Collected data entries:
━━━━━━━━━━

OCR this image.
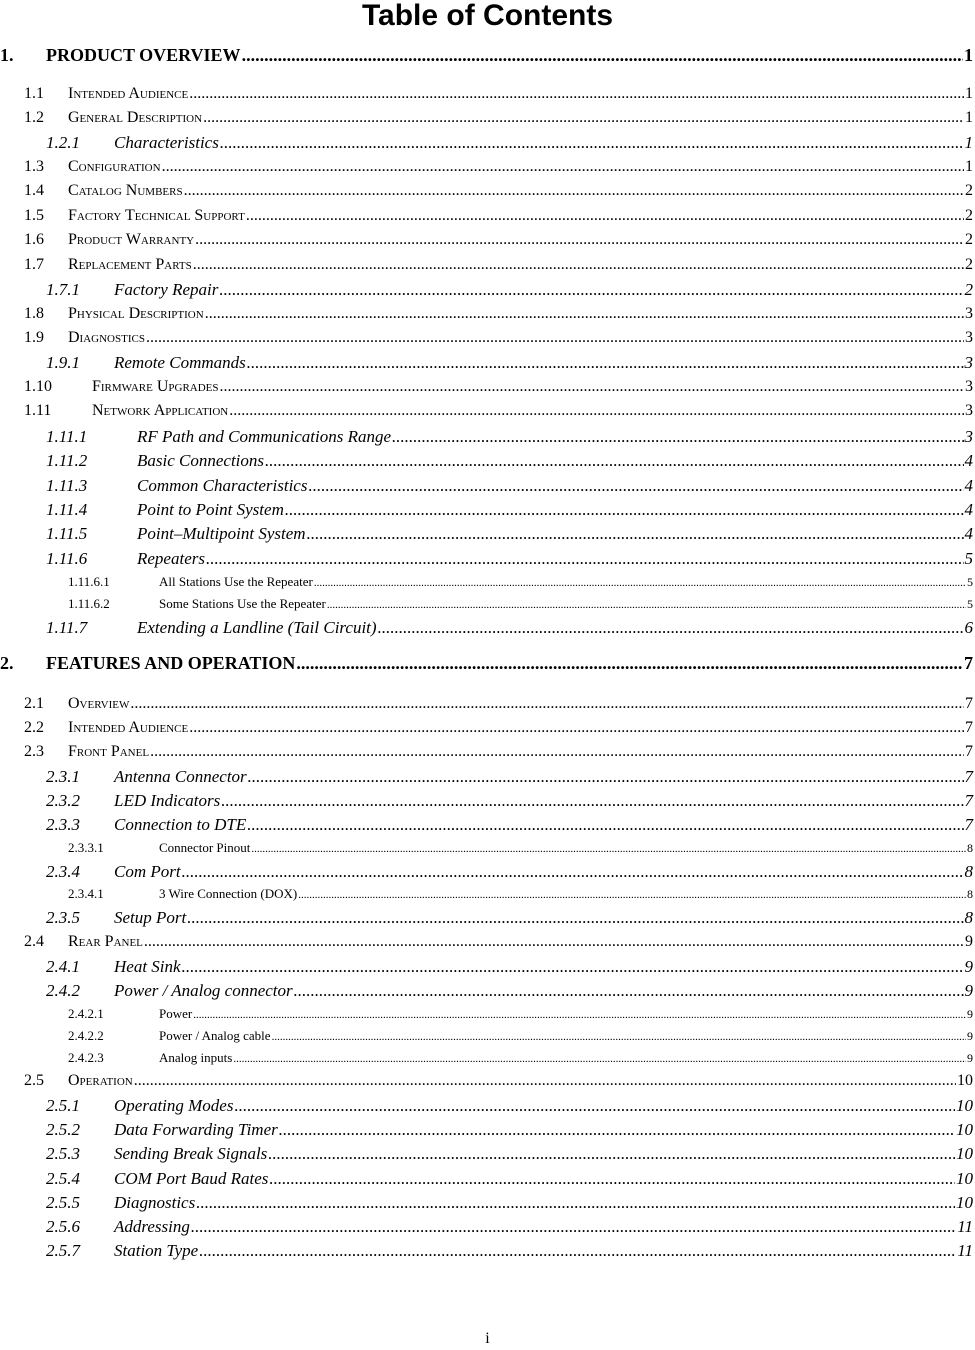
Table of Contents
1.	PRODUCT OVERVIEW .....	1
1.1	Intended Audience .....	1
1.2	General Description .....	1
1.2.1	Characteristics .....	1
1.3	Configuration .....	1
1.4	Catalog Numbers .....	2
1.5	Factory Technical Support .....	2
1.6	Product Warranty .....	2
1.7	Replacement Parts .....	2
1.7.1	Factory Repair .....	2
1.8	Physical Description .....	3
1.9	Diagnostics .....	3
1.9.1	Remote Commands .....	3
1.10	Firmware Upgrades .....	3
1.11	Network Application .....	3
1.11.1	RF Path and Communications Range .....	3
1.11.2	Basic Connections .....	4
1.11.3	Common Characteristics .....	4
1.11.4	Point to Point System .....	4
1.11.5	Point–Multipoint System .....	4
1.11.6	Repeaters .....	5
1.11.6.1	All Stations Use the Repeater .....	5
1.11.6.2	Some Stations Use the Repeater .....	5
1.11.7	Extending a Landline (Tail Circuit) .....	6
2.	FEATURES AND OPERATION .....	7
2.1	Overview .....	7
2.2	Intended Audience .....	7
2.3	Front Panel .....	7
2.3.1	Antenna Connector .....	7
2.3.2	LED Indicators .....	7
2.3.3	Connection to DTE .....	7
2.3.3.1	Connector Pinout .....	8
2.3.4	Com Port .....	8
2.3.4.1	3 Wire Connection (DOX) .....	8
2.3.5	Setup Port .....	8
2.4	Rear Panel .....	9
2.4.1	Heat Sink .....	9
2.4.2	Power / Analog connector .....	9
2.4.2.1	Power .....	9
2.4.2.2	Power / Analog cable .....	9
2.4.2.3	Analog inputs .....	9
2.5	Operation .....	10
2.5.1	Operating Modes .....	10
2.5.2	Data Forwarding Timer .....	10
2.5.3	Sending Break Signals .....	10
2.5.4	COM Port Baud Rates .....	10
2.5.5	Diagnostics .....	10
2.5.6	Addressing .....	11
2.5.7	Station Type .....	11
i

━━━━━━━━━━

• [Prompt]: Retype the entries word for word. Omit any images.

• [Full output]:
OCR this image.
Table of Contents
1.	PRODUCT OVERVIEW .....	1
1.1	Intended Audience .....	1
1.2	General Description .....	1
1.2.1	Characteristics .....	1
1.3	Configuration .....	1
1.4	Catalog Numbers .....	2
1.5	Factory Technical Support .....	2
1.6	Product Warranty .....	2
1.7	Replacement Parts .....	2
1.7.1	Factory Repair .....	2
1.8	Physical Description .....	3
1.9	Diagnostics .....	3
1.9.1	Remote Commands .....	3
1.10	Firmware Upgrades .....	3
1.11	Network Application .....	3
1.11.1	RF Path and Communications Range .....	3
1.11.2	Basic Connections .....	4
1.11.3	Common Characteristics .....	4
1.11.4	Point to Point System .....	4
1.11.5	Point–Multipoint System .....	4
1.11.6	Repeaters .....	5
1.11.6.1	All Stations Use the Repeater .....	5
1.11.6.2	Some Stations Use the Repeater .....	5
1.11.7	Extending a Landline (Tail Circuit) .....	6
2.	FEATURES AND OPERATION .....	7
2.1	Overview .....	7
2.2	Intended Audience .....	7
2.3	Front Panel .....	7
2.3.1	Antenna Connector .....	7
2.3.2	LED Indicators .....	7
2.3.3	Connection to DTE .....	7
2.3.3.1	Connector Pinout .....	8
2.3.4	Com Port .....	8
2.3.4.1	3 Wire Connection (DOX) .....	8
2.3.5	Setup Port .....	8
2.4	Rear Panel .....	9
2.4.1	Heat Sink .....	9
2.4.2	Power / Analog connector .....	9
2.4.2.1	Power .....	9
2.4.2.2	Power / Analog cable .....	9
2.4.2.3	Analog inputs .....	9
2.5	Operation .....	10
2.5.1	Operating Modes .....	10
2.5.2	Data Forwarding Timer .....	10
2.5.3	Sending Break Signals .....	10
2.5.4	COM Port Baud Rates .....	10
2.5.5	Diagnostics .....	10
2.5.6	Addressing .....	11
2.5.7	Station Type .....	11
i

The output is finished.